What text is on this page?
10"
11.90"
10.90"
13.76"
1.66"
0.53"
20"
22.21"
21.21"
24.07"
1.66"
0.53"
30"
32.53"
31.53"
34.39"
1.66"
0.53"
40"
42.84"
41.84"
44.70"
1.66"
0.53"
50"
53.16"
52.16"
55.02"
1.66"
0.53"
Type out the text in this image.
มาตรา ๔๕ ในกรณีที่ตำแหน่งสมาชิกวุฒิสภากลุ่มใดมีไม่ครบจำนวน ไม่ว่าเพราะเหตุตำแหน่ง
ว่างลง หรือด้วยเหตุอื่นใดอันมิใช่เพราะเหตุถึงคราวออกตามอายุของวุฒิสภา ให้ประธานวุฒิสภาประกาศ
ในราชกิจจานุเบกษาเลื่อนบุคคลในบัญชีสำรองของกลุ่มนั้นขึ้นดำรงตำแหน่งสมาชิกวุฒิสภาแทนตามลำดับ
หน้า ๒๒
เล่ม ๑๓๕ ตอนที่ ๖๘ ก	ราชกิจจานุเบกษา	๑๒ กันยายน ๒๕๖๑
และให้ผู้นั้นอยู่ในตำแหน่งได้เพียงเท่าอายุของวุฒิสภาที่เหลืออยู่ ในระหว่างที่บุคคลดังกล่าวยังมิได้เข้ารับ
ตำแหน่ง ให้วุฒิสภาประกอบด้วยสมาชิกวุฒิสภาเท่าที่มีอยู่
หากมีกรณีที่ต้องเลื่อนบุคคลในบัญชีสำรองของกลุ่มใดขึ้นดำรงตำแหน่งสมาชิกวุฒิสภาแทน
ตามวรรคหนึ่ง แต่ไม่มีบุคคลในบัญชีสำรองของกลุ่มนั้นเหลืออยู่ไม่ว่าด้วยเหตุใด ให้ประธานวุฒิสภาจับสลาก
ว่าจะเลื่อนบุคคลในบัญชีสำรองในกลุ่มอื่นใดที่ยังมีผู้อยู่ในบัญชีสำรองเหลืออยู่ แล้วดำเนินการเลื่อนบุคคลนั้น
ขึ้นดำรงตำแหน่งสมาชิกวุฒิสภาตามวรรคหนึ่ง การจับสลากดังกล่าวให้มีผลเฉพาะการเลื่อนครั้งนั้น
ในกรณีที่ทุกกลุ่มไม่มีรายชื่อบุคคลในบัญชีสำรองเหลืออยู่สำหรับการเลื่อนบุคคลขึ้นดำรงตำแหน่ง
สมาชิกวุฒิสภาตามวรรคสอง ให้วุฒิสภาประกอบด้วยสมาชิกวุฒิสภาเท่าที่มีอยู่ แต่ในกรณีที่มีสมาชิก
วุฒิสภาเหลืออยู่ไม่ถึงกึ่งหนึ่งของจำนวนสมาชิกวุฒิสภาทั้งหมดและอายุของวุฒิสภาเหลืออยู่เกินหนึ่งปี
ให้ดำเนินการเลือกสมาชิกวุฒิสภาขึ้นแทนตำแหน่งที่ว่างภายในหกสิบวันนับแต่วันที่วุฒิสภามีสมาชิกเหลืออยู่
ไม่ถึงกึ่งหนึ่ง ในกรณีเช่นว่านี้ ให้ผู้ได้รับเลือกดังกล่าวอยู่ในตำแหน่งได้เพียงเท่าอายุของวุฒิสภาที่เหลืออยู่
========================
## Goal
Pull every line holding "สภาประกอบด" out of the records.

## Answer to this exercise
ตำแหน่ง ให้วุฒิสภาประกอบด้วยสมาชิกวุฒิสภาเท่าที่มีอยู่
สมาชิกวุฒิสภาตามวรรคสอง ให้วุฒิสภาประกอบด้วยสมาชิกวุฒิสภาเท่าที่มีอยู่ แต่ในกรณีที่มีสมาชิก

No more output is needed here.